Problem details:
Extract every line below, verbatim.

[Chart and figure data]
________

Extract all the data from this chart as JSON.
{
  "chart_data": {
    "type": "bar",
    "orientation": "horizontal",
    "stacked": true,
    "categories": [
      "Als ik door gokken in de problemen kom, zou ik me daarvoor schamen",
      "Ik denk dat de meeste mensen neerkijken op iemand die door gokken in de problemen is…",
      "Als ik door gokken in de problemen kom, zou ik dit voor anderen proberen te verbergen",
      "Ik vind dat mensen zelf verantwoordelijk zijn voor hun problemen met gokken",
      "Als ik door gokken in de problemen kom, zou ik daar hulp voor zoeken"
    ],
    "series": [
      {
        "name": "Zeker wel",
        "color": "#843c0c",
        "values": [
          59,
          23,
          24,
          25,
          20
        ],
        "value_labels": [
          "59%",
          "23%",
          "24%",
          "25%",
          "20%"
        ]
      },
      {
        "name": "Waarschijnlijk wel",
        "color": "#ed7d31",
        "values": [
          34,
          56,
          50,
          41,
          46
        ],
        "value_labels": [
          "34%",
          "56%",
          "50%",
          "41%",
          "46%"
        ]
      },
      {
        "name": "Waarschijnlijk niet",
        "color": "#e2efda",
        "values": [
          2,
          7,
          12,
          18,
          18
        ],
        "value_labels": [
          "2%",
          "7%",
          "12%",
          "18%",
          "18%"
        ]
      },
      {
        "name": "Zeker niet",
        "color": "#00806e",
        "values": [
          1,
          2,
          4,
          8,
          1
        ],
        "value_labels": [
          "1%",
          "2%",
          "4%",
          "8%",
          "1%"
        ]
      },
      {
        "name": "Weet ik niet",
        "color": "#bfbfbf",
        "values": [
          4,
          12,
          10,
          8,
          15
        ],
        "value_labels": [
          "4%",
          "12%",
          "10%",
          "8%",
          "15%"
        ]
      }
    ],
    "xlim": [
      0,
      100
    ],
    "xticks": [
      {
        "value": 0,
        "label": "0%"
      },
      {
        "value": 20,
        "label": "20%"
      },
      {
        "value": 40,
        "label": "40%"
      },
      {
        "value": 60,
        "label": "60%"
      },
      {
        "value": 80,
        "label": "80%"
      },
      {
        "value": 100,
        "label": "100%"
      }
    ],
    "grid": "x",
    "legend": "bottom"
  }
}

________

Task output:
Extract all the data from this chart as JSON.
{
  "chart_data": {
    "type": "bar",
    "orientation": "horizontal",
    "stacked": true,
    "categories": [
      "Als ik door gokken in de problemen kom, zou ik me daarvoor schamen",
      "Ik denk dat de meeste mensen neerkijken op iemand die door gokken in de problemen is…",
      "Als ik door gokken in de problemen kom, zou ik dit voor anderen proberen te verbergen",
      "Ik vind dat mensen zelf verantwoordelijk zijn voor hun problemen met gokken",
      "Als ik door gokken in de problemen kom, zou ik daar hulp voor zoeken"
    ],
    "series": [
      {
        "name": "Zeker wel",
        "color": "#843c0c",
        "values": [
          59,
          23,
          24,
          25,
          20
        ],
        "value_labels": [
          "59%",
          "23%",
          "24%",
          "25%",
          "20%"
        ]
      },
      {
        "name": "Waarschijnlijk wel",
        "color": "#ed7d31",
        "values": [
          34,
          56,
          50,
          41,
          46
        ],
        "value_labels": [
          "34%",
          "56%",
          "50%",
          "41%",
          "46%"
        ]
      },
      {
        "name": "Waarschijnlijk niet",
        "color": "#e2efda",
        "values": [
          2,
          7,
          12,
          18,
          18
        ],
        "value_labels": [
          "2%",
          "7%",
          "12%",
          "18%",
          "18%"
        ]
      },
      {
        "name": "Zeker niet",
        "color": "#00806e",
        "values": [
          1,
          2,
          4,
          8,
          1
        ],
        "value_labels": [
          "1%",
          "2%",
          "4%",
          "8%",
          "1%"
        ]
      },
      {
        "name": "Weet ik niet",
        "color": "#bfbfbf",
        "values": [
          4,
          12,
          10,
          8,
          15
        ],
        "value_labels": [
          "4%",
          "12%",
          "10%",
          "8%",
          "15%"
        ]
      }
    ],
    "xlim": [
      0,
      100
    ],
    "xticks": [
      {
        "value": 0,
        "label": "0%"
      },
      {
        "value": 20,
        "label": "20%"
      },
      {
        "value": 40,
        "label": "40%"
      },
      {
        "value": 60,
        "label": "60%"
      },
      {
        "value": 80,
        "label": "80%"
      },
      {
        "value": 100,
        "label": "100%"
      }
    ],
    "grid": "x",
    "legend": "bottom"
  }
}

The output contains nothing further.